:: ページ抜粋 ::
ライブハウス『PEAK ACTION』は
歩いて2分とかからない場所にあった。

今日の目当ては
グッナイ小形さんのバンドセットである。

グッナイ小形さんは、東京を拠点に
活動されているミュージシャンである。
普段はソロでライブや路上演奏をしている。

最近だと、キンプリの髙橋海人さんが
推して下さっており…

「ありがたいなぁ…」

自然と四国に行った時の
大泉洋さんみたいな声がでてしまう。

バンドセットは、なかなか見られないので
万難廃してやって来たと言うわけである。

夜はまた違って見えるね、不思議


遠目から建物を撮影していると
入口向かいの少し離れた所に
品のいい顔をした人影。
おっと、あのボルゾイみたいな
カッコいい容姿、見たことある人だぞ。

そこにはアキトさんがいた。

アキトさんは、小形さんの友人であり
バンドではキーボードを担当している。
ライブや映画の試写会なんかで
東京に行った時に、小形さんともども
お会いすることが多い。声をかける

「アキトさ~ん。どうもどうもー」

「え…、マジですか…」

と、若干引き気味で、驚いている。

勿論、彼も、今日私が来ることを知らない。
生活圏の三重県から福島県まで
その距離を考えたら無理もない反応だ。
一般人がホイホイ移動して良い距離じゃない。

少しだけ談笑する。

「これ…いい加減なライブできませんね…」
:::
:: 記録抜粋 ::
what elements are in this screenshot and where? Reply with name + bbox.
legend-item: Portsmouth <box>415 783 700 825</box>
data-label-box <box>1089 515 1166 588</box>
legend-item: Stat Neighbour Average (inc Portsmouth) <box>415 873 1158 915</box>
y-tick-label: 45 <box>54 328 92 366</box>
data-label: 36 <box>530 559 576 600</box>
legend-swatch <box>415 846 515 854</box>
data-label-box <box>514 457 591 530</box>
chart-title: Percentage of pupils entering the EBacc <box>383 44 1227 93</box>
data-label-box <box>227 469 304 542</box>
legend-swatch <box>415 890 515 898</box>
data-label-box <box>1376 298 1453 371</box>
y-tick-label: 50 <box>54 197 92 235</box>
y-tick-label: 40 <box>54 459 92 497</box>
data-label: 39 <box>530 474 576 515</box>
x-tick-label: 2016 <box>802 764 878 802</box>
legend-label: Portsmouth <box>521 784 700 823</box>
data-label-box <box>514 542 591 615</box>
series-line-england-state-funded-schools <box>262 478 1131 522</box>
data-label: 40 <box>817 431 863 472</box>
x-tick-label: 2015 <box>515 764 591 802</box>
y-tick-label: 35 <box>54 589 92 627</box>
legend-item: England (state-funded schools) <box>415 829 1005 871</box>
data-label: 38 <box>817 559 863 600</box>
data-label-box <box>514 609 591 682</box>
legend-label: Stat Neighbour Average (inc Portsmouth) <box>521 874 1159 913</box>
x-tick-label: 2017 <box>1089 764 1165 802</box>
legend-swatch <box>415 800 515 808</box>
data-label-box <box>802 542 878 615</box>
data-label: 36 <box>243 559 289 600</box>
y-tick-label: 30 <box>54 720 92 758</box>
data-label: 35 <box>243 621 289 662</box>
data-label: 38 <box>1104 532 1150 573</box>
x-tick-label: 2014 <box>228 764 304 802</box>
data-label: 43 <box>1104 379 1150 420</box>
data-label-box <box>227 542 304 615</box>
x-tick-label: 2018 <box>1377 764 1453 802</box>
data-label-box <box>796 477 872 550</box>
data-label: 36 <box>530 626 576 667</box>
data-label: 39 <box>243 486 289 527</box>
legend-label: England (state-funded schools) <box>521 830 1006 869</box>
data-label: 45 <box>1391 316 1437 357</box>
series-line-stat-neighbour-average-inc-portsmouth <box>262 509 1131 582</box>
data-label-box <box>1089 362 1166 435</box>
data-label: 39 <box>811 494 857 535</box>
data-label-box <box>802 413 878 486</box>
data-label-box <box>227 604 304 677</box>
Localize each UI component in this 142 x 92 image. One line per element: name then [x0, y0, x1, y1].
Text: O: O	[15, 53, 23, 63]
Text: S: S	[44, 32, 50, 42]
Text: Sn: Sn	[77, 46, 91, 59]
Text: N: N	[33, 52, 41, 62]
:::
練習問題:
(A) ライブハウス訪問の文章について、次の問いに答えてください。
(i) グッナイ小形さんは普段どのような形で活動しているか。
(ii) アキトさんはバンドで何を担当しているか。
(iii) 筆者が訪れたライブハウスの名前は何か。
(B) ライブハウス訪問の文章を最後の一文の後から引き取り、同じ文体で続きを書いてください。
記録は本文とは別の出典から取られたものです。

設問別解答:
(A)
(i) ソロでライブや路上演奏をしている。
(ii) キーボードを担当している。
(iii) 『PEAK ACTION』である。

(B)
と彼は言いかけ、すぐにハッとして

「いつもいい加減にはやってませんけどね!」

と笑って訂正する。

練習を重ねたりレコーディングしたり
最近活動的だとSNSの発信から見聞きしてる。
楽しみだと返す。


脳内
「いよいよ、ですね…」「ライブ楽しみだなぁ!」

彼に電話がかかってきたのを機に
ライブハウスの中へ。地下への階段を降り
カウンターで受付を済ませる。

店内を眺める。

ざっくばらんに壁に張られている
ポスターや写真、フライヤーや注意書き
何年くらい経ているのだろう…いや
時間の長さは関係ないな。良い空間だ

ライブステージ間近の椅子に座る。
「ここにいていい」と、この空間の
たくさんの意志や意識から感じ取れる。

そんなことを考えていたら
見知った顔がひょっこり現れる。
マスク姿でもわかる明るい笑み。
手を振り、隣へ招く。

Iさん。
X(旧Twitter)のフォロワーさんである。
この旅の始まりに、事前に郡山について
諸々(何もないと)教えて下さった善人である。

彼女とはこれまでに
2度ほどお会いしている。

1度目は、昨年の12月。名古屋にて。
確かケケでのライブだった。
藤山拓さん、ふるかわののこさん
そして、甲斐大河さん出演のライブ。
帰り道、客の3人で話しながら
駅まで行ったことを覚えている。

2度目は、今年の4月に小形さんが
高円寺での路上ライブに一区切りした時。

高架下で路上演奏を見ていると

「はぐぱぱさん…ですよね?」

と、声をかけてくださった。

(東京に知り合いなんていたっけ?)

声掛けがなければ気付けなかった。
まったくもって失礼な話だ。

その日、彼女は福島から
別のバンドのライブを見に来ていたらしい。

「奇妙なところでお会いしますねぇ」

なんて頓狂な言葉をかけたような気がする。
あの時は菅野創一朗さんにも会ったよなぁ。

「京樽前」は再開発の対象区画となり
その看板もシャッターもなくなった。

思い出がチラリと頭をかすめるも、Iさんの

「お土産です…」
の言葉に、あっさり吹き飛んでしまう。
我ながら現金な奴である。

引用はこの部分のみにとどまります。